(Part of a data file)

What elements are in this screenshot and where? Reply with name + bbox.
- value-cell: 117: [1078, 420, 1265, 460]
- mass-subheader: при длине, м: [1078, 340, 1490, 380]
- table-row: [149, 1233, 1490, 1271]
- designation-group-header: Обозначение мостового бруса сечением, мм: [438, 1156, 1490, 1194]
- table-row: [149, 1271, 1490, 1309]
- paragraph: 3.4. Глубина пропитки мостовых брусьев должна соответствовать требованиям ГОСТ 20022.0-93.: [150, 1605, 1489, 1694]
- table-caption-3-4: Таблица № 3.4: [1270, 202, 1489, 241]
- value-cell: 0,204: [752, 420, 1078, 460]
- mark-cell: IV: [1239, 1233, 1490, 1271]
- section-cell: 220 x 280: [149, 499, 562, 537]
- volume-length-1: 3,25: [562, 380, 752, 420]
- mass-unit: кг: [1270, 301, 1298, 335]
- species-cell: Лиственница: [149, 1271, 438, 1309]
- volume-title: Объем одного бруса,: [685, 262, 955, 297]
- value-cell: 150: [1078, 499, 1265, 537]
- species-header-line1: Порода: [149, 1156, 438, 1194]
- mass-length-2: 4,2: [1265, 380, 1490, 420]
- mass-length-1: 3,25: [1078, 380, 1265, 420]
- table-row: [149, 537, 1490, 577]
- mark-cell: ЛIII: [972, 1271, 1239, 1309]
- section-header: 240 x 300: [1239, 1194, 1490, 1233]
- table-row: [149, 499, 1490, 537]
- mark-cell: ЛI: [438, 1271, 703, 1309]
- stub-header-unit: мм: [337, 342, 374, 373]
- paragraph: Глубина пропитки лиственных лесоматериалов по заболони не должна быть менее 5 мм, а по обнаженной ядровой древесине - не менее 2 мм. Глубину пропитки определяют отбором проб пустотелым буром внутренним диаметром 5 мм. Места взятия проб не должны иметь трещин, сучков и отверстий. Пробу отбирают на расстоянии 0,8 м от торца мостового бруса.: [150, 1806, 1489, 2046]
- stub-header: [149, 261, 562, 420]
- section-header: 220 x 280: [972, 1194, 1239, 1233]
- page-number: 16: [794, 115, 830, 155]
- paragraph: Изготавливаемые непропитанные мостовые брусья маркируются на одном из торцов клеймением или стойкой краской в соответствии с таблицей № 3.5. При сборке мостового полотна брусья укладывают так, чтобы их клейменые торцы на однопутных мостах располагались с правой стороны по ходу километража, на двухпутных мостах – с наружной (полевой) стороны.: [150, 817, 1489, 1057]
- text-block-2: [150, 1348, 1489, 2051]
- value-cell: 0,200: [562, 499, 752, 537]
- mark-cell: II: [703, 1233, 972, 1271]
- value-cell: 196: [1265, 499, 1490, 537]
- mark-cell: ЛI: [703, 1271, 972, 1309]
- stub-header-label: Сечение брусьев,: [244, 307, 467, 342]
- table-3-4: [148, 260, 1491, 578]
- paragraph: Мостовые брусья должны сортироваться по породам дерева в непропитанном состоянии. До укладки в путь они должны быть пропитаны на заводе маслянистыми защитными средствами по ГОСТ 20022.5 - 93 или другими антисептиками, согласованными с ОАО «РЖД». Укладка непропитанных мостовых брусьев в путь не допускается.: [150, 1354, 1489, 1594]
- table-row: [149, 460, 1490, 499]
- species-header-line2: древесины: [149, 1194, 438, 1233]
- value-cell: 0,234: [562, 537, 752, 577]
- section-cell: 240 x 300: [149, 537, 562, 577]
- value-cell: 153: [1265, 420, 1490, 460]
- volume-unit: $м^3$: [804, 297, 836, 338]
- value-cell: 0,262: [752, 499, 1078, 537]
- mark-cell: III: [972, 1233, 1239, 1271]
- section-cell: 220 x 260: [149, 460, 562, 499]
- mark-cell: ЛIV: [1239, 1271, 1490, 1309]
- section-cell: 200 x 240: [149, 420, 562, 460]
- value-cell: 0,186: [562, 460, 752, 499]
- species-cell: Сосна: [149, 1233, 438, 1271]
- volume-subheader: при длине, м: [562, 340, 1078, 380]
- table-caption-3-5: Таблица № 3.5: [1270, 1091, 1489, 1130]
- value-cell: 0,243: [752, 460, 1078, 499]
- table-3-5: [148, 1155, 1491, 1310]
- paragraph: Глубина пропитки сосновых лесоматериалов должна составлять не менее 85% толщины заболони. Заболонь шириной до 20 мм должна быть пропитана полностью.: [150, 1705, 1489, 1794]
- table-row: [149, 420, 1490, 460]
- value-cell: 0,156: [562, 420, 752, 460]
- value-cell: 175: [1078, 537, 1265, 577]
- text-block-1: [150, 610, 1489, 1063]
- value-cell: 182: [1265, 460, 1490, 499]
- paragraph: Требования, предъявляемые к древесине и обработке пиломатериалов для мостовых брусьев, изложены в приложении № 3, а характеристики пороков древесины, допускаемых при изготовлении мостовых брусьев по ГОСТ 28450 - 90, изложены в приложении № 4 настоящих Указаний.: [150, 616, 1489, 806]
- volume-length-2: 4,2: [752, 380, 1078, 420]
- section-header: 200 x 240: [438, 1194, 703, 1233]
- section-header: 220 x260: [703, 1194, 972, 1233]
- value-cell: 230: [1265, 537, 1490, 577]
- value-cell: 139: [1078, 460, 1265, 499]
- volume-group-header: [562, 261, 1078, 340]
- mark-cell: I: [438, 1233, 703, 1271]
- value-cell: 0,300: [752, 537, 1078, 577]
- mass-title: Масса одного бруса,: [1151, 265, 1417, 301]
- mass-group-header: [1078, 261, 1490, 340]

Problem to solve
Please copy out everything from the very start of the entries down to the line containing "- table-row: [149, 1271, 1490, 1309]", with that line included, keeping each line character for character.

The completed task
What elements are in this screenshot and where? Reply with name + bbox.
- value-cell: 117: [1078, 420, 1265, 460]
- mass-subheader: при длине, м: [1078, 340, 1490, 380]
- table-row: [149, 1233, 1490, 1271]
- designation-group-header: Обозначение мостового бруса сечением, мм: [438, 1156, 1490, 1194]
- table-row: [149, 1271, 1490, 1309]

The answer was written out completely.